■ Your goal ■
List, from the lines below, each one with "this" in it.

**** Extracted entries

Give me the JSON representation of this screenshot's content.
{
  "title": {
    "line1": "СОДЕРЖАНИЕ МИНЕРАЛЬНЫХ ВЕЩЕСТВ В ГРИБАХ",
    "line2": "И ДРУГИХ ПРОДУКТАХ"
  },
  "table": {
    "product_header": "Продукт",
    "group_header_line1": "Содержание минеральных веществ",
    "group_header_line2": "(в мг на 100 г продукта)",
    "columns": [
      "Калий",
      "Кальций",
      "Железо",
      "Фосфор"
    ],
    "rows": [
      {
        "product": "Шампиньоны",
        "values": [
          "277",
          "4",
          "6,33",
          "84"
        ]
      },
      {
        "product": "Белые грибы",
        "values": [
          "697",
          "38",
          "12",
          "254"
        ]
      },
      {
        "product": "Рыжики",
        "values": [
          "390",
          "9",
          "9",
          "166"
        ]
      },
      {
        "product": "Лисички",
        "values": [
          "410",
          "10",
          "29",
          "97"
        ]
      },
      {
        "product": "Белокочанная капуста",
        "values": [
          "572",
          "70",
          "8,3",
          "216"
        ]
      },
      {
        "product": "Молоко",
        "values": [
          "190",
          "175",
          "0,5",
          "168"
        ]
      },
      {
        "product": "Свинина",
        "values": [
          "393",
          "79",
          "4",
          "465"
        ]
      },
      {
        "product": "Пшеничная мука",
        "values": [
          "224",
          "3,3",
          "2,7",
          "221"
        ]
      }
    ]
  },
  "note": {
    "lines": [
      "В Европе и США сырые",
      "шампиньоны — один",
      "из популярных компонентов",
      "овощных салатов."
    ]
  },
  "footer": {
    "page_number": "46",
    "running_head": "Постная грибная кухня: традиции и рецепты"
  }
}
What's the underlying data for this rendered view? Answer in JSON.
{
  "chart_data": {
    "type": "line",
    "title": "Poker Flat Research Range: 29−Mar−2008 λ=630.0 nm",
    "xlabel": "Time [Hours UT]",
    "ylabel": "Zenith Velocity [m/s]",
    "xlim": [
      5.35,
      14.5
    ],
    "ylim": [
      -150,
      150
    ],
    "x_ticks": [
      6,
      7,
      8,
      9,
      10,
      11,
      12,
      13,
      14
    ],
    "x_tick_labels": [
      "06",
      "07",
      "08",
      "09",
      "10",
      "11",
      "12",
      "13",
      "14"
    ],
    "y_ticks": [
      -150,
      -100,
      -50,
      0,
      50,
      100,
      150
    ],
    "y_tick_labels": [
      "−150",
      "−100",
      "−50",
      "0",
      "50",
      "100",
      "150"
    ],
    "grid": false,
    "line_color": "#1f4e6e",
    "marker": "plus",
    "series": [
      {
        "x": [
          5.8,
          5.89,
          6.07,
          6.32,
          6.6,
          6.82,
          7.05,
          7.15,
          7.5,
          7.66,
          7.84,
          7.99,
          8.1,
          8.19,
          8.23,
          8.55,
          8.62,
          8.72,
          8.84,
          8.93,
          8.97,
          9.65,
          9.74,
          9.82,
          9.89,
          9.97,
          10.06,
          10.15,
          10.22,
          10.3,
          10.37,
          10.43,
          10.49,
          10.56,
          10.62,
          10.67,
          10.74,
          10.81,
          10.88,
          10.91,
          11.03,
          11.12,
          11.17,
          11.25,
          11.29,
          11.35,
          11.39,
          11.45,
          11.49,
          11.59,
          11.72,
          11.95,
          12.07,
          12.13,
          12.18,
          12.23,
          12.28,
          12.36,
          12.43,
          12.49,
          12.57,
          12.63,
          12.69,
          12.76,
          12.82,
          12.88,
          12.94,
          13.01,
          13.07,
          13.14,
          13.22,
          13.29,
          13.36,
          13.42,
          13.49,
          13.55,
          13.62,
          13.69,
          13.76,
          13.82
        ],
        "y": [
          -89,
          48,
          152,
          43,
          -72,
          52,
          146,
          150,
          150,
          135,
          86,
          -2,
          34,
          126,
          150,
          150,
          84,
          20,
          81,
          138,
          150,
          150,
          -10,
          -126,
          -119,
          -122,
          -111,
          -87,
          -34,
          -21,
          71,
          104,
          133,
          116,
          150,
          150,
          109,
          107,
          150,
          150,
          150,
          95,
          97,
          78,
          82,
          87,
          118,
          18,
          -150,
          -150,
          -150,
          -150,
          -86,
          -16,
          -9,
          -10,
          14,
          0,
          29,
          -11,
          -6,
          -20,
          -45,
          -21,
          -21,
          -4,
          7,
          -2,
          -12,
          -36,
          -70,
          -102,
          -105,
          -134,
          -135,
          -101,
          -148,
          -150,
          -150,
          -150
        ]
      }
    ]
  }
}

********

■ Answer below ■
Give me the JSON representation of this screenshot's content.
What's the underlying data for this rendered view? Answer in JSON.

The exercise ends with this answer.